* WORKING DATA
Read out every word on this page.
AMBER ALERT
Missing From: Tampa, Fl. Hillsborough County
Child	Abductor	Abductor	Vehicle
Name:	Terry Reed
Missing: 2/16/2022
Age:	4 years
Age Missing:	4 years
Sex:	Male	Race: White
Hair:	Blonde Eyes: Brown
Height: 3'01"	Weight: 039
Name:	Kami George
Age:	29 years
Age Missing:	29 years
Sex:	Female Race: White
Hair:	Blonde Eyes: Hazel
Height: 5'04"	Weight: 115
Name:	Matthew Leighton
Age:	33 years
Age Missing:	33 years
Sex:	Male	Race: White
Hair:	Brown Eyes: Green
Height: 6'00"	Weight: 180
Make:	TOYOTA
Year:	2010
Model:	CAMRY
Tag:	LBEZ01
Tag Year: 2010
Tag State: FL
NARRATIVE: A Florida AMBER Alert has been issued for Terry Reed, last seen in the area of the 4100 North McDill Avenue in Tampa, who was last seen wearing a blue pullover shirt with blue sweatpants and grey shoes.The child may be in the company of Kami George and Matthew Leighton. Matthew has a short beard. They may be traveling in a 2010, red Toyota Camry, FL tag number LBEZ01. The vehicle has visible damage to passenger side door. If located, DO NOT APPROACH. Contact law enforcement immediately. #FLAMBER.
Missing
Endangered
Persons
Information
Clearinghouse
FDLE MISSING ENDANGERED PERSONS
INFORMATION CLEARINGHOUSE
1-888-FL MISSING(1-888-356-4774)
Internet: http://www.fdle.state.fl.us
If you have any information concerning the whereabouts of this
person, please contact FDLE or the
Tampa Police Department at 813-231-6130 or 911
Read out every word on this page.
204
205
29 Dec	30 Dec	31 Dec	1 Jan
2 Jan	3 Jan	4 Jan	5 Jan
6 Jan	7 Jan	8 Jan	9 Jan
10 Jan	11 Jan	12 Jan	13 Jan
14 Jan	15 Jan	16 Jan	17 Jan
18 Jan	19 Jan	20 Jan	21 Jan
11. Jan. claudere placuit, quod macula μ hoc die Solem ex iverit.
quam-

* TASK DESCRIPTION
Transcribe each record exactly. Leave nothing out.

* CORRECT OUTPUT
Read out every word on this page.
AMBER ALERT
Missing From: Tampa, Fl. Hillsborough County
Child	Abductor	Abductor	Vehicle
Name:	Terry Reed
Missing: 2/16/2022
Age:	4 years
Age Missing:	4 years
Sex:	Male	Race: White
Hair:	Blonde Eyes: Brown
Height: 3'01"	Weight: 039
Name:	Kami George
Age:	29 years
Age Missing:	29 years
Sex:	Female Race: White
Hair:	Blonde Eyes: Hazel
Height: 5'04"	Weight: 115
Name:	Matthew Leighton
Age:	33 years
Age Missing:	33 years
Sex:	Male	Race: White
Hair:	Brown Eyes: Green
Height: 6'00"	Weight: 180
Make:	TOYOTA
Year:	2010
Model:	CAMRY
Tag:	LBEZ01
Tag Year: 2010
Tag State: FL
NARRATIVE: A Florida AMBER Alert has been issued for Terry Reed, last seen in the area of the 4100 North McDill Avenue in Tampa, who was last seen wearing a blue pullover shirt with blue sweatpants and grey shoes.The child may be in the company of Kami George and Matthew Leighton. Matthew has a short beard. They may be traveling in a 2010, red Toyota Camry, FL tag number LBEZ01. The vehicle has visible damage to passenger side door. If located, DO NOT APPROACH. Contact law enforcement immediately. #FLAMBER.
Missing
Endangered
Persons
Information
Clearinghouse
FDLE MISSING ENDANGERED PERSONS
INFORMATION CLEARINGHOUSE
1-888-FL MISSING(1-888-356-4774)
Internet: http://www.fdle.state.fl.us
If you have any information concerning the whereabouts of this
person, please contact FDLE or the
Tampa Police Department at 813-231-6130 or 911
Read out every word on this page.
204
205
29 Dec	30 Dec	31 Dec	1 Jan
2 Jan	3 Jan	4 Jan	5 Jan
6 Jan	7 Jan	8 Jan	9 Jan
10 Jan	11 Jan	12 Jan	13 Jan
14 Jan	15 Jan	16 Jan	17 Jan
18 Jan	19 Jan	20 Jan	21 Jan
11. Jan. claudere placuit, quod macula μ hoc die Solem ex iverit.
quam-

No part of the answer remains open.